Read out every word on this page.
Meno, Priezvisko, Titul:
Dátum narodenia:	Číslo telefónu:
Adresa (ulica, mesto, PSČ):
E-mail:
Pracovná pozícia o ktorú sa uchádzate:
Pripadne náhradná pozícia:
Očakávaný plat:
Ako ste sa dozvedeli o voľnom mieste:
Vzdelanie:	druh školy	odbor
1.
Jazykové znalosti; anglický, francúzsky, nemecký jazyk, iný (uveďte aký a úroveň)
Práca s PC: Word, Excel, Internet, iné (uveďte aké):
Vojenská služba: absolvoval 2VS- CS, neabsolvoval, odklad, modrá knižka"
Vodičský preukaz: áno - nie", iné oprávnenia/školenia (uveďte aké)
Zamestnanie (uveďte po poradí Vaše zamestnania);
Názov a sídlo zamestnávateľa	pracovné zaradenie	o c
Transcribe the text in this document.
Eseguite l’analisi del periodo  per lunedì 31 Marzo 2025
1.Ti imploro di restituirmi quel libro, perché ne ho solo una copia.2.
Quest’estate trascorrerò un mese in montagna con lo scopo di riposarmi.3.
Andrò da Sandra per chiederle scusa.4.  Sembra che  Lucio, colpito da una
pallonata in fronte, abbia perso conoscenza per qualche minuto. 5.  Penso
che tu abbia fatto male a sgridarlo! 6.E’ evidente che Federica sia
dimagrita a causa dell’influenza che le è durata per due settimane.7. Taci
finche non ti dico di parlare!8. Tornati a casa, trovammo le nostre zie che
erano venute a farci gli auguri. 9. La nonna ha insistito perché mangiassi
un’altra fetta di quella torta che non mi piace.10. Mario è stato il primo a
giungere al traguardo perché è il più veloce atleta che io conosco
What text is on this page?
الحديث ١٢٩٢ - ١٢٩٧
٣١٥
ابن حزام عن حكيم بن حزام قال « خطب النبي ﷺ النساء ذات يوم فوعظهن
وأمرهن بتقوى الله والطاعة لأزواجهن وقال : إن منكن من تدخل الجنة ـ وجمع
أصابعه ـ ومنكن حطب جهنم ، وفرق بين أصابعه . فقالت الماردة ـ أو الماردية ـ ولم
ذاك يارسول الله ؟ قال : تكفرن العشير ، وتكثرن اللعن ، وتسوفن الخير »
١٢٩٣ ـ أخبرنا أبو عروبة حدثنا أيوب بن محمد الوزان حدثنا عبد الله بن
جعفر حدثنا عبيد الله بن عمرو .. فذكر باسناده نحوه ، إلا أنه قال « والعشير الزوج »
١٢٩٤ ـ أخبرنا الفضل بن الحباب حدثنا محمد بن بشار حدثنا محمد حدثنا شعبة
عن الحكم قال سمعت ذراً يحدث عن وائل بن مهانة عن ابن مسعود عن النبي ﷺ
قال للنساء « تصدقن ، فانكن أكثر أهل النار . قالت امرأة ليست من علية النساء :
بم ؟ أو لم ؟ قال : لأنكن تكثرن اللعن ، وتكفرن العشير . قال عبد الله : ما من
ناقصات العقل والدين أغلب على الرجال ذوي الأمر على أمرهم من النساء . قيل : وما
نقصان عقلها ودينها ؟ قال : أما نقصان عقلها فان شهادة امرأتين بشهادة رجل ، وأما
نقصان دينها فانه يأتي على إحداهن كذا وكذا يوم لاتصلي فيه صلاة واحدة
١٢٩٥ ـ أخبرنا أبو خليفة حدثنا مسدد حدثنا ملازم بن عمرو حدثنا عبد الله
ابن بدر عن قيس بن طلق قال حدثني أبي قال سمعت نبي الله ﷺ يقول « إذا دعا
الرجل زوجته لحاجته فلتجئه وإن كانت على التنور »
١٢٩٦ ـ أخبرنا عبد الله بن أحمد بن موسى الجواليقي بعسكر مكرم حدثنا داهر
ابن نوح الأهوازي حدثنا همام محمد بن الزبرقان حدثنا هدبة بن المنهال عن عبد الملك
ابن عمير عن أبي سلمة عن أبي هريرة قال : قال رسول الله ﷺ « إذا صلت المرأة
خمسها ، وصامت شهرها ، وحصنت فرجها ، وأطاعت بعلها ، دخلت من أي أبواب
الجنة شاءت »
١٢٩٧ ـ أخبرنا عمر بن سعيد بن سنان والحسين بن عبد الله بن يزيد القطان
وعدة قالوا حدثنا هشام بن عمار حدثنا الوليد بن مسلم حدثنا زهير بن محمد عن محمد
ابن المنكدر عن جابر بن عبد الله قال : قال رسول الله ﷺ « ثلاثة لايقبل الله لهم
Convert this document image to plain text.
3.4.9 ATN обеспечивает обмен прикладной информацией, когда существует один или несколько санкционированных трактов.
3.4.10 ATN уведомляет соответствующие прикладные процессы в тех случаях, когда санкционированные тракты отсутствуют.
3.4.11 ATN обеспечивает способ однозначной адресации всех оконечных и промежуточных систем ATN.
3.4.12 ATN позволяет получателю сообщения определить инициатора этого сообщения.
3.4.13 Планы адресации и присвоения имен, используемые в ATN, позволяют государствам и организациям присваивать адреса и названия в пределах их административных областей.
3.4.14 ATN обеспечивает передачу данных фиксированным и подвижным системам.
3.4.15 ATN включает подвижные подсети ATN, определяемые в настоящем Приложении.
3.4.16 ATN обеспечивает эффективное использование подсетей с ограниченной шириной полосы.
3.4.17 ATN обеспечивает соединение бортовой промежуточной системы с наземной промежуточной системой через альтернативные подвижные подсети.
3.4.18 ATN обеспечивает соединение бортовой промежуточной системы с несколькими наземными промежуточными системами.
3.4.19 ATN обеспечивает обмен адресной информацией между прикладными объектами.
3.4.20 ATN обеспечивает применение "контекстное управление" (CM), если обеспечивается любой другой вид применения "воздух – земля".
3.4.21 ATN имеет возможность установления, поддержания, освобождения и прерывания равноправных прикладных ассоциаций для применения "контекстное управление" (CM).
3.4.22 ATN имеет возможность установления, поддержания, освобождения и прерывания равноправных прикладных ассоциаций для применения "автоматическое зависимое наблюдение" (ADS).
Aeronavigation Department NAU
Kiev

-- -- --

* [Exercise description] Retype every entry word for word.

* [Solution]
Read out every word on this page.
Meno, Priezvisko, Titul:
Dátum narodenia:	Číslo telefónu:
Adresa (ulica, mesto, PSČ):
E-mail:
Pracovná pozícia o ktorú sa uchádzate:
Pripadne náhradná pozícia:
Očakávaný plat:
Ako ste sa dozvedeli o voľnom mieste:
Vzdelanie:	druh školy	odbor
1.
Jazykové znalosti; anglický, francúzsky, nemecký jazyk, iný (uveďte aký a úroveň)
Práca s PC: Word, Excel, Internet, iné (uveďte aké):
Vojenská služba: absolvoval 2VS- CS, neabsolvoval, odklad, modrá knižka"
Vodičský preukaz: áno - nie", iné oprávnenia/školenia (uveďte aké)
Zamestnanie (uveďte po poradí Vaše zamestnania);
Názov a sídlo zamestnávateľa	pracovné zaradenie	o c
Transcribe the text in this document.
Eseguite l’analisi del periodo  per lunedì 31 Marzo 2025
1.Ti imploro di restituirmi quel libro, perché ne ho solo una copia.2.
Quest’estate trascorrerò un mese in montagna con lo scopo di riposarmi.3.
Andrò da Sandra per chiederle scusa.4.  Sembra che  Lucio, colpito da una
pallonata in fronte, abbia perso conoscenza per qualche minuto. 5.  Penso
che tu abbia fatto male a sgridarlo! 6.E’ evidente che Federica sia
dimagrita a causa dell’influenza che le è durata per due settimane.7. Taci
finche non ti dico di parlare!8. Tornati a casa, trovammo le nostre zie che
erano venute a farci gli auguri. 9. La nonna ha insistito perché mangiassi
un’altra fetta di quella torta che non mi piace.10. Mario è stato il primo a
giungere al traguardo perché è il più veloce atleta che io conosco
What text is on this page?
الحديث ١٢٩٢ - ١٢٩٧
٣١٥
ابن حزام عن حكيم بن حزام قال « خطب النبي ﷺ النساء ذات يوم فوعظهن
وأمرهن بتقوى الله والطاعة لأزواجهن وقال : إن منكن من تدخل الجنة ـ وجمع
أصابعه ـ ومنكن حطب جهنم ، وفرق بين أصابعه . فقالت الماردة ـ أو الماردية ـ ولم
ذاك يارسول الله ؟ قال : تكفرن العشير ، وتكثرن اللعن ، وتسوفن الخير »
١٢٩٣ ـ أخبرنا أبو عروبة حدثنا أيوب بن محمد الوزان حدثنا عبد الله بن
جعفر حدثنا عبيد الله بن عمرو .. فذكر باسناده نحوه ، إلا أنه قال « والعشير الزوج »
١٢٩٤ ـ أخبرنا الفضل بن الحباب حدثنا محمد بن بشار حدثنا محمد حدثنا شعبة
عن الحكم قال سمعت ذراً يحدث عن وائل بن مهانة عن ابن مسعود عن النبي ﷺ
قال للنساء « تصدقن ، فانكن أكثر أهل النار . قالت امرأة ليست من علية النساء :
بم ؟ أو لم ؟ قال : لأنكن تكثرن اللعن ، وتكفرن العشير . قال عبد الله : ما من
ناقصات العقل والدين أغلب على الرجال ذوي الأمر على أمرهم من النساء . قيل : وما
نقصان عقلها ودينها ؟ قال : أما نقصان عقلها فان شهادة امرأتين بشهادة رجل ، وأما
نقصان دينها فانه يأتي على إحداهن كذا وكذا يوم لاتصلي فيه صلاة واحدة
١٢٩٥ ـ أخبرنا أبو خليفة حدثنا مسدد حدثنا ملازم بن عمرو حدثنا عبد الله
ابن بدر عن قيس بن طلق قال حدثني أبي قال سمعت نبي الله ﷺ يقول « إذا دعا
الرجل زوجته لحاجته فلتجئه وإن كانت على التنور »
١٢٩٦ ـ أخبرنا عبد الله بن أحمد بن موسى الجواليقي بعسكر مكرم حدثنا داهر
ابن نوح الأهوازي حدثنا همام محمد بن الزبرقان حدثنا هدبة بن المنهال عن عبد الملك
ابن عمير عن أبي سلمة عن أبي هريرة قال : قال رسول الله ﷺ « إذا صلت المرأة
خمسها ، وصامت شهرها ، وحصنت فرجها ، وأطاعت بعلها ، دخلت من أي أبواب
الجنة شاءت »
١٢٩٧ ـ أخبرنا عمر بن سعيد بن سنان والحسين بن عبد الله بن يزيد القطان
وعدة قالوا حدثنا هشام بن عمار حدثنا الوليد بن مسلم حدثنا زهير بن محمد عن محمد
ابن المنكدر عن جابر بن عبد الله قال : قال رسول الله ﷺ « ثلاثة لايقبل الله لهم
Convert this document image to plain text.
3.4.9 ATN обеспечивает обмен прикладной информацией, когда существует один или несколько санкционированных трактов.
3.4.10 ATN уведомляет соответствующие прикладные процессы в тех случаях, когда санкционированные тракты отсутствуют.
3.4.11 ATN обеспечивает способ однозначной адресации всех оконечных и промежуточных систем ATN.
3.4.12 ATN позволяет получателю сообщения определить инициатора этого сообщения.
3.4.13 Планы адресации и присвоения имен, используемые в ATN, позволяют государствам и организациям присваивать адреса и названия в пределах их административных областей.
3.4.14 ATN обеспечивает передачу данных фиксированным и подвижным системам.
3.4.15 ATN включает подвижные подсети ATN, определяемые в настоящем Приложении.
3.4.16 ATN обеспечивает эффективное использование подсетей с ограниченной шириной полосы.
3.4.17 ATN обеспечивает соединение бортовой промежуточной системы с наземной промежуточной системой через альтернативные подвижные подсети.
3.4.18 ATN обеспечивает соединение бортовой промежуточной системы с несколькими наземными промежуточными системами.
3.4.19 ATN обеспечивает обмен адресной информацией между прикладными объектами.
3.4.20 ATN обеспечивает применение "контекстное управление" (CM), если обеспечивается любой другой вид применения "воздух – земля".
3.4.21 ATN имеет возможность установления, поддержания, освобождения и прерывания равноправных прикладных ассоциаций для применения "контекстное управление" (CM).
3.4.22 ATN имеет возможность установления, поддержания, освобождения и прерывания равноправных прикладных ассоциаций для применения "автоматическое зависимое наблюдение" (ADS).
Aeronavigation Department NAU
Kiev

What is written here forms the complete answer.